Collected data
########
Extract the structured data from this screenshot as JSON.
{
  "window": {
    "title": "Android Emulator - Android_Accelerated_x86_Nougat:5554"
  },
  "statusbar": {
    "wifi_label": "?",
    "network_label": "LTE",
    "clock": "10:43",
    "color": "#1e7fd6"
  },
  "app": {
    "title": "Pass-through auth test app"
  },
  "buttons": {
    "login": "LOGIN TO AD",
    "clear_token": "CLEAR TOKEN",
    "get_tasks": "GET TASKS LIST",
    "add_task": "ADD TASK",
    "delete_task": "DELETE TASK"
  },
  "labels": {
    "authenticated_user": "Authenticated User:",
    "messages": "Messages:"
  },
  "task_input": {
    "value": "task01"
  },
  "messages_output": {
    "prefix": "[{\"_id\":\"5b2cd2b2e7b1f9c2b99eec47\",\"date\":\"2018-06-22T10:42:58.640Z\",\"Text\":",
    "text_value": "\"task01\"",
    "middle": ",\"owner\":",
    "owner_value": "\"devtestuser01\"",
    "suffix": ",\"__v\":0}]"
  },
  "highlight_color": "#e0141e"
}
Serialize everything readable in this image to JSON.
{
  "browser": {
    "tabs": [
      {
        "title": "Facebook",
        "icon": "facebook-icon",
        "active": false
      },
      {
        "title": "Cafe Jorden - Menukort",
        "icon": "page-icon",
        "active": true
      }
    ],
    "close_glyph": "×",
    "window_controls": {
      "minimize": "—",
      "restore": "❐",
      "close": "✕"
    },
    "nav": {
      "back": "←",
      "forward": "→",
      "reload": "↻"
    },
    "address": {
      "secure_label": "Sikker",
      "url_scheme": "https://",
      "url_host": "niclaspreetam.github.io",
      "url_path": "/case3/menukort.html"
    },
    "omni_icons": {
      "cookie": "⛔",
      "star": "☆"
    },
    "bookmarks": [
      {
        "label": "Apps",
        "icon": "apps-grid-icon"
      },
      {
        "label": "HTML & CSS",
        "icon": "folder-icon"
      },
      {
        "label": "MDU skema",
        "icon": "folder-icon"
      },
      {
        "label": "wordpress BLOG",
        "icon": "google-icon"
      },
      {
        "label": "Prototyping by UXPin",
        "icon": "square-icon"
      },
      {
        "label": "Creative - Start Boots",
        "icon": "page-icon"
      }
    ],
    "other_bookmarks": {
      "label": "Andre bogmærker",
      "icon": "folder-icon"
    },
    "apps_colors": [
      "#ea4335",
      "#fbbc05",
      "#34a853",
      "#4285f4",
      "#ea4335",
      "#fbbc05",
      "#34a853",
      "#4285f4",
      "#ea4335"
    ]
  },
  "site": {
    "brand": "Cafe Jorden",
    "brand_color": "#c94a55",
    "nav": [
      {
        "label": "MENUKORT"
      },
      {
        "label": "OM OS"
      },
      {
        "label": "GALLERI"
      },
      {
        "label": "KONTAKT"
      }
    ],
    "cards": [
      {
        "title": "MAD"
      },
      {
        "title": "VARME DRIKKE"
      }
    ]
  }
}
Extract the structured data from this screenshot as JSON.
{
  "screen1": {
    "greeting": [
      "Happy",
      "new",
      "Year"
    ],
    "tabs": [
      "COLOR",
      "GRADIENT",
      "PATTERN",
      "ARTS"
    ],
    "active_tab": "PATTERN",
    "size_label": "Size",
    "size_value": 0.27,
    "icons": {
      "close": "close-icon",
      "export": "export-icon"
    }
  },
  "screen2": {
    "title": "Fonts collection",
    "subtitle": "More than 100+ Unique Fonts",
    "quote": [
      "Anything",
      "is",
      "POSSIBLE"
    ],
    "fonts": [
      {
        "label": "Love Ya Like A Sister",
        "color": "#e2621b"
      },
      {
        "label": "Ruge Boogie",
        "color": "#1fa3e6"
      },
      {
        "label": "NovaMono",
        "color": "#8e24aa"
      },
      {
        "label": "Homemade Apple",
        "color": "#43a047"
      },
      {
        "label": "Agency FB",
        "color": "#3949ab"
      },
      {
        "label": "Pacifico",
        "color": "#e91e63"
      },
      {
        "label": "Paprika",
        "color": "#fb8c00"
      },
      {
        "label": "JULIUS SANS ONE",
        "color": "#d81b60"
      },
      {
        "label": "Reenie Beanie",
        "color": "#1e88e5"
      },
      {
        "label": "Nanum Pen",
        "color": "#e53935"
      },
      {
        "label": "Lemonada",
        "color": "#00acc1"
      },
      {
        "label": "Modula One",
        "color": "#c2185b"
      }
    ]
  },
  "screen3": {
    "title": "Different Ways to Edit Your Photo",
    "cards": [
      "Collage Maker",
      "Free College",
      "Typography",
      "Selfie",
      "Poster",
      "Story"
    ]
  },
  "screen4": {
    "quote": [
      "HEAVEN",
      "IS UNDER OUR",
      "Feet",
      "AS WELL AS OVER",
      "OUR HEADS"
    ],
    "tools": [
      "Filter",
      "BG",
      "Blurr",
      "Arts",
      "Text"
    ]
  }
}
########
- [Set exercise]: The lines to collect are those holding the string "Cafe"; copy them all.

- [Answer to the task]:
        "title": "Cafe Jorden - Menukort",
    "brand": "Cafe Jorden",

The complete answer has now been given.